» 练习任务:
**1)** 从关于standalone集群的文本中引用一段，从含有“val securityMgr = new”的那句开始，到“masterAddresses = masterUrls.map(RpcAddress.fromSparkURL(_))”为止，逐字照抄。
**2)** 请从关于standalone集群的文本停下的地方往下续写。

» 摘录文本:
* * * * * * * * *

这篇分析一下standalone集群
启动standalone集群需要做两件事。
在master机器上./sbin/start-master.sh
启动一个或多个worker节点并把它注册到master节点上
./sbin/start-slave.sh <master-spark-URL>
那么都分别发生了什么呢?(这里忽略shell脚本的部分,因为我不会看)
首先看Worker部分,Worker是运行在从节点上的一个java进程,所以直接看main
方法
private[deploy] class Worker(
override val rpcEnv: RpcEnv,
webUiPort: Int,
cores: Int,
memory: Int,
masterRpcAddresses: Array[RpcAddress],
endpointName: String,
workDirPath: String = null,
val conf: SparkConf,
val securityMgr: SecurityManager)
extends ThreadSafeRpcEndpoint with Logging {
...
}
private[deploy] object Worker extends Logging {
val SYSTEM_NAME = "sparkWorker"
val ENDPOINT_NAME = "Worker"
def main(argStrings: Array[String]) {
Utils.initDaemon(log)
val conf = new SparkConf
val args = new WorkerArguments(argStrings, conf)
val rpcEnv = startRpcEnvAndEndpoint(args.host, args.port, args.webUiPort, args.cores,
args.memory, args.masters, args.workDir, conf = conf)
rpcEnv.awaitTermination()
}
def startRpcEnvAndEndpoint(
host: String,
port: Int,
webUiPort: Int,
cores: Int,
memory: Int,
masterUrls: Array[String],
workDir: String,
workerNumber: Option[Int] = None,
conf: SparkConf = new SparkConf): RpcEnv = {
// The LocalSparkCluster runs multiple local sparkWorkerX RPC Environments
val systemName = SYSTEM_NAME + workerNumber.map(_.toString).getOrElse("")
val securityMgr = new SecurityManager(conf)
val rpcEnv = RpcEnv.create(systemName, host, port, conf, securityMgr)
val masterAddresses = masterUrls.map(RpcAddress.fromSparkURL(_))
rpcEnv.setupEndpoint(ENDPOINT_NAME, new Worker(rpcEnv, webUiPort, cores, memory,
masterAddresses, ENDPOINT_NAME, workDir, conf, securityMgr))
rpcEnv
}
可以看到启动Worker的第一件事就是创建一个RpcEnv
并注册了
Worker
对象做为一个 RpcEndpoint
可以看到Worker
这个类继承ThreadSafeRpcEndpoint
这个trait
,也就具备了发送RPC请求的能力。
不过这好像跟master没什么关系啊,因为我们知道Worker是需要注册到Master节点上才能组成集群的。
我们看一下RpcEndpoint.onStart
方法。这个方法在一个Endpoint启动时就会被调用
override def onStart() {
...

* * * * * * * * *

» 所给记录:

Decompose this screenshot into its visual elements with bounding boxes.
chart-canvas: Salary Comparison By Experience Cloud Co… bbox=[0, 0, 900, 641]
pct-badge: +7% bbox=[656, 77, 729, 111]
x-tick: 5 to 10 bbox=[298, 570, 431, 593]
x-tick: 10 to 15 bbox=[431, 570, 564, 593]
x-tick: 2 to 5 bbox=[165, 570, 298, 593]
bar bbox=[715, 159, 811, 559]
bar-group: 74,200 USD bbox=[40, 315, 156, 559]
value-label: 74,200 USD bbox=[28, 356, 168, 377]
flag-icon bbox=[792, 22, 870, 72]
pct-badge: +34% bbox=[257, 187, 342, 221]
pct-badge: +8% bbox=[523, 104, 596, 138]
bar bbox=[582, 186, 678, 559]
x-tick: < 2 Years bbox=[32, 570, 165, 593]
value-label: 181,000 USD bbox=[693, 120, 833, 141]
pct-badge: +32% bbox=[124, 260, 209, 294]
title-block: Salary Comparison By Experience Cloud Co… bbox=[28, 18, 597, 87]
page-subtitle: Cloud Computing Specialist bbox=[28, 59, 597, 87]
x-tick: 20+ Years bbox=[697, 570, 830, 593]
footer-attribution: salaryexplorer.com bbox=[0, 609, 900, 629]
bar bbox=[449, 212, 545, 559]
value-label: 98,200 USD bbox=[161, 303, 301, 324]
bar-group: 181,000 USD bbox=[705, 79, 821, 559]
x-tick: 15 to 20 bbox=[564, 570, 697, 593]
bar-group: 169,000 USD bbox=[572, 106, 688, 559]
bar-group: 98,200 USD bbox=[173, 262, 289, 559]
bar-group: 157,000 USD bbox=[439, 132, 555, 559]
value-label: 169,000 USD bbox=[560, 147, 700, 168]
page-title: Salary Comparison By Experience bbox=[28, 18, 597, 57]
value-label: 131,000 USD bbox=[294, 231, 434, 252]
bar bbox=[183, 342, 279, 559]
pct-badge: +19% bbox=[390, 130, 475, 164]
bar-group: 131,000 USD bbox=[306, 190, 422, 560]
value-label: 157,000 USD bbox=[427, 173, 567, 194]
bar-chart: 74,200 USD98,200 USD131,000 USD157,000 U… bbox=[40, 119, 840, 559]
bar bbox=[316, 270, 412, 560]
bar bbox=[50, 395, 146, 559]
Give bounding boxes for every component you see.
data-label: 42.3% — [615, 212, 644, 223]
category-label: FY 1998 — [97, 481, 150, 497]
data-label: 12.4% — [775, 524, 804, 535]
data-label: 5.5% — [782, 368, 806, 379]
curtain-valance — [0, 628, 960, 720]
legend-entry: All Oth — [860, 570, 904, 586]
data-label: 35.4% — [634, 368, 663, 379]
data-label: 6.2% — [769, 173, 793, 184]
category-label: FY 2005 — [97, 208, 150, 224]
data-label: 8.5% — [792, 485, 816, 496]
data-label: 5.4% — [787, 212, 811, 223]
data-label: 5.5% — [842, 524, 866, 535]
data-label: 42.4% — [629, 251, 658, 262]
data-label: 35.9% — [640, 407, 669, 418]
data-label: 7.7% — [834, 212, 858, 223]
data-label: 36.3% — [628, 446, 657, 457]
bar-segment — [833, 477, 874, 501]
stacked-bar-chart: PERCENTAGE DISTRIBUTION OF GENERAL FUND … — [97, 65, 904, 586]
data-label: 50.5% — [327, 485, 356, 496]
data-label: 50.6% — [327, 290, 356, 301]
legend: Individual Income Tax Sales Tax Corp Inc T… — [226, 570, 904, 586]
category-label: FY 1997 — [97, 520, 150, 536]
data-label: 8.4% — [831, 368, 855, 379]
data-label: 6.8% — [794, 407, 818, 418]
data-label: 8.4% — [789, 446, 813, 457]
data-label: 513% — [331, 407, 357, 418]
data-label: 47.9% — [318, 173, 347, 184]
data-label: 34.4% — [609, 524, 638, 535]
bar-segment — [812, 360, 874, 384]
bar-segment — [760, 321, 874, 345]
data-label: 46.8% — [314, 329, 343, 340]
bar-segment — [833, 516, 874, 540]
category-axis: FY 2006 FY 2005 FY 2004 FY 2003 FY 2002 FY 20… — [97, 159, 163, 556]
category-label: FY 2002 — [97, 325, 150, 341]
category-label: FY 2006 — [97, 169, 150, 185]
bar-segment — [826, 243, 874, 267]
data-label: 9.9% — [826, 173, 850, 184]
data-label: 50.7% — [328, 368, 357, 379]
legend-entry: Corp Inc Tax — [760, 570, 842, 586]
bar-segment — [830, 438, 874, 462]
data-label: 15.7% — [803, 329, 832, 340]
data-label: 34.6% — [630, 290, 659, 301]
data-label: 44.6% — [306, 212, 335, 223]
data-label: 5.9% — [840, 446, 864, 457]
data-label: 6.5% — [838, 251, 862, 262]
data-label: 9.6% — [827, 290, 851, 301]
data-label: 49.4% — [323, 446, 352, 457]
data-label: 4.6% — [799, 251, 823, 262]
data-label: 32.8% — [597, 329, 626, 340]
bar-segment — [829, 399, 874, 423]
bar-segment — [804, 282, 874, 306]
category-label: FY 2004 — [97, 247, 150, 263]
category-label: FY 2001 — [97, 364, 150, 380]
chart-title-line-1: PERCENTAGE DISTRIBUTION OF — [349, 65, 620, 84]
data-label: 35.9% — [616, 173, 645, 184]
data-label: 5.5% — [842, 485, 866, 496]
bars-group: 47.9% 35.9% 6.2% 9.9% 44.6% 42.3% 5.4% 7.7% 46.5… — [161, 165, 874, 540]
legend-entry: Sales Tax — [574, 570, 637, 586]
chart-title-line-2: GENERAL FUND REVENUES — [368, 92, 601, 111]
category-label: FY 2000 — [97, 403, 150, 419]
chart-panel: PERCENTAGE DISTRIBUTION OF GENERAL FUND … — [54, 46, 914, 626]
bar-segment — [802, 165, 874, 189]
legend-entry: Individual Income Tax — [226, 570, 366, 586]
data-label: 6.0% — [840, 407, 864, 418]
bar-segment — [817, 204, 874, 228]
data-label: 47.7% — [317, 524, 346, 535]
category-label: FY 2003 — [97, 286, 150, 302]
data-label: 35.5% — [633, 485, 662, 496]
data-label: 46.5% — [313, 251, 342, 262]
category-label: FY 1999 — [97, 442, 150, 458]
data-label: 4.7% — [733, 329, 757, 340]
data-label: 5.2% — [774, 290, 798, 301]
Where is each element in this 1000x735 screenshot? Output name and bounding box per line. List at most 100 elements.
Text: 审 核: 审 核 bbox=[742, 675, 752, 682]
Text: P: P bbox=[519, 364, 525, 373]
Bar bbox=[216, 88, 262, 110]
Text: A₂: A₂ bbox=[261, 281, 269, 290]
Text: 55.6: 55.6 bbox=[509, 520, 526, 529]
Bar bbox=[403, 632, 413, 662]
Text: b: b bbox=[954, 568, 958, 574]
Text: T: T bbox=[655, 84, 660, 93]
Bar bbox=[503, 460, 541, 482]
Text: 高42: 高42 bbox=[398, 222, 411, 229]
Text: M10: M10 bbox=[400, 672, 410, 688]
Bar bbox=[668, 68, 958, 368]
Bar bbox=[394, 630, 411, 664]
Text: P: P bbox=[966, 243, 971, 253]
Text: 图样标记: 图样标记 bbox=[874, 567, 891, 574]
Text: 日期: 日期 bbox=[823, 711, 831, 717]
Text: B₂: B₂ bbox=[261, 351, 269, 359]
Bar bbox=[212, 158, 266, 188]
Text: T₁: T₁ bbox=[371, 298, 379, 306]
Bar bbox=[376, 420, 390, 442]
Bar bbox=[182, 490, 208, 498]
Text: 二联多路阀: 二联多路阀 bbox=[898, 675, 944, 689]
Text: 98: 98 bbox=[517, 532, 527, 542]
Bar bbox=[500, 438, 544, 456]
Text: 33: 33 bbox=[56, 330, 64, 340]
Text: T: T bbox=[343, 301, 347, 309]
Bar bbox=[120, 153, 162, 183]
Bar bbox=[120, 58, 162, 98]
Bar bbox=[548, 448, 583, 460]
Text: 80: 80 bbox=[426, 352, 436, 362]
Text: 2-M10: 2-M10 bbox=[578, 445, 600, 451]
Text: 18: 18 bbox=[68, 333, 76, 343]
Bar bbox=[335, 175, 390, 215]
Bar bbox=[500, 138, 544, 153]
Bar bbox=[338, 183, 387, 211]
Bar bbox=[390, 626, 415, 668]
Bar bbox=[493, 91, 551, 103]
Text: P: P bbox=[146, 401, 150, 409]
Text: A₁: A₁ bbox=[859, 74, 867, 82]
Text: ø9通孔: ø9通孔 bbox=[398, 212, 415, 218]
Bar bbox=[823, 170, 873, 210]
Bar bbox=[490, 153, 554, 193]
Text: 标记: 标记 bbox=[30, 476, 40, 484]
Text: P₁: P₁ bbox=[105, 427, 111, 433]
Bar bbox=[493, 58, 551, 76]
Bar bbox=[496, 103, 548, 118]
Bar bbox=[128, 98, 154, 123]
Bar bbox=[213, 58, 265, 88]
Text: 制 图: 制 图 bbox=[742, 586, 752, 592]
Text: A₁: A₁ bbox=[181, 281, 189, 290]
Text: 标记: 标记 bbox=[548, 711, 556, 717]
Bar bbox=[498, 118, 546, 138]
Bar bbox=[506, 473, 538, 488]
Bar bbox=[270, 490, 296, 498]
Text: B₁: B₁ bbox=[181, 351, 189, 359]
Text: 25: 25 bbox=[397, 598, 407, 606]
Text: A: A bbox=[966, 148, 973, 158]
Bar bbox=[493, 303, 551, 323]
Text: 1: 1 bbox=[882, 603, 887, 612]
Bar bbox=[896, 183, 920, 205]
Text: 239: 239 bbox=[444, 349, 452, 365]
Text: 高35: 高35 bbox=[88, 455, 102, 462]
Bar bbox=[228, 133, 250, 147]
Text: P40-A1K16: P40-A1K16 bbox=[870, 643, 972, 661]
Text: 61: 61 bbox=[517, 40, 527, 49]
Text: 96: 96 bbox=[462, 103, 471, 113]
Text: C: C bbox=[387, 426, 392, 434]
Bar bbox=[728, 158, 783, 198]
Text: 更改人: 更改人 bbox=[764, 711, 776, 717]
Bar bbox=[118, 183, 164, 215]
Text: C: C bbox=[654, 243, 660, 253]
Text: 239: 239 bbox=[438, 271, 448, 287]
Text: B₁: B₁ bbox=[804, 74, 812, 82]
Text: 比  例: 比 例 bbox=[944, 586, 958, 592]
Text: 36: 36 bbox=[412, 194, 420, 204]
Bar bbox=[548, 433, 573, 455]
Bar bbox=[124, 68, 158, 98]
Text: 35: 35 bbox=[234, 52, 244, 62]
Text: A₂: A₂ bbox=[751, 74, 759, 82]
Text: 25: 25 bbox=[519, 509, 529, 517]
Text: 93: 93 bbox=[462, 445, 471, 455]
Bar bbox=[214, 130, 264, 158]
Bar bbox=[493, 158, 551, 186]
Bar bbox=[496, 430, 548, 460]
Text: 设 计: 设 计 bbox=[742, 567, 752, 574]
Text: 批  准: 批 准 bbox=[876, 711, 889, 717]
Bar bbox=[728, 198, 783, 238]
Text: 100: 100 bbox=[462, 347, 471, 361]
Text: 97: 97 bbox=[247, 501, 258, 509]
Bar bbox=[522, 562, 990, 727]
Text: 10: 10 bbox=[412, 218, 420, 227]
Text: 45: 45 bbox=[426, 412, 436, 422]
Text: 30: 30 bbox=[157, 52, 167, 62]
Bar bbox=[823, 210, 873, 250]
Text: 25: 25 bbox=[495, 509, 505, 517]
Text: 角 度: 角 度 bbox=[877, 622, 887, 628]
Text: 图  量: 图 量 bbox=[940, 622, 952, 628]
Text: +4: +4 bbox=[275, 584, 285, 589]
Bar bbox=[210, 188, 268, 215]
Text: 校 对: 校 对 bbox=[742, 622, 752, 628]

* * * * * * * * *

» 参考答案:
**1)**
val securityMgr = new SecurityManager(conf)
val rpcEnv = RpcEnv.create(systemName, host, port, conf, securityMgr)
val masterAddresses = masterUrls.map(RpcAddress.fromSparkURL(_))

**2)**
createWorkDir()
shuffleService.startIfEnabled()
webUi = new WorkerWebUI(this, workDir, webUiPort)
webUi.bind()
workerWebUiUrl = s"http://$publicAddress:${webUi.boundPort}"
registerWithMaster()
metricsSystem.registerSource(workerSource)
metricsSystem.start()
// Attach the worker metrics servlet handler to the web ui after the metrics system is started.
metricsSystem.getServletHandlers.foreach(webUi.attachHandler)
}
这个方法调用了registerWithMaster
方法
private def registerWithMaster() {
// onDisconnected may be triggered multiple times, so don't attempt registration
// if there are outstanding registration attempts scheduled.
registrationRetryTimer match {
case None =>
registered = false
registerMasterFutures = tryRegisterAllMasters()
connectionAttemptCount = 0
registrationRetryTimer = Some(forwordMessageScheduler.scheduleAtFixedRate(
new Runnable {
override def run(): Unit = Utils.tryLogNonFatalError {
Option(self).foreach(_.send(ReregisterWithMaster))
}
},
INITIAL_REGISTRATION_RETRY_INTERVAL_SECONDS,
INITIAL_REGISTRATION_RETRY_INTERVAL_SECONDS,
TimeUnit.SECONDS))
case Some(_) =>
logInfo("Not spawning another attempt to register with the master, since there is an" +
" attempt scheduled already.")
}
}
这个方法首先尝试与所有的master注册,并且起了一个定时任务不断的重新注册Worker信息给Master
private def tryRegisterAllMasters(): Array[JFuture[_]] = {
masterRpcAddresses.map { masterAddress =>
registerMasterThreadPool.submit(new Runnable {
override def run(): Unit = {
try {
logInfo("Connecting to master " + masterAddress + "...")
val masterEndpoint = rpcEnv.setupEndpointRef(masterAddress, Master.ENDPOINT_NAME)
sendRegisterMessageToMaster(masterEndpoint)
} catch {
case ie: InterruptedException => // Cancelled
case NonFatal(e) => logWarning(s"Failed to connect to master $masterAddress", e)
}
}
})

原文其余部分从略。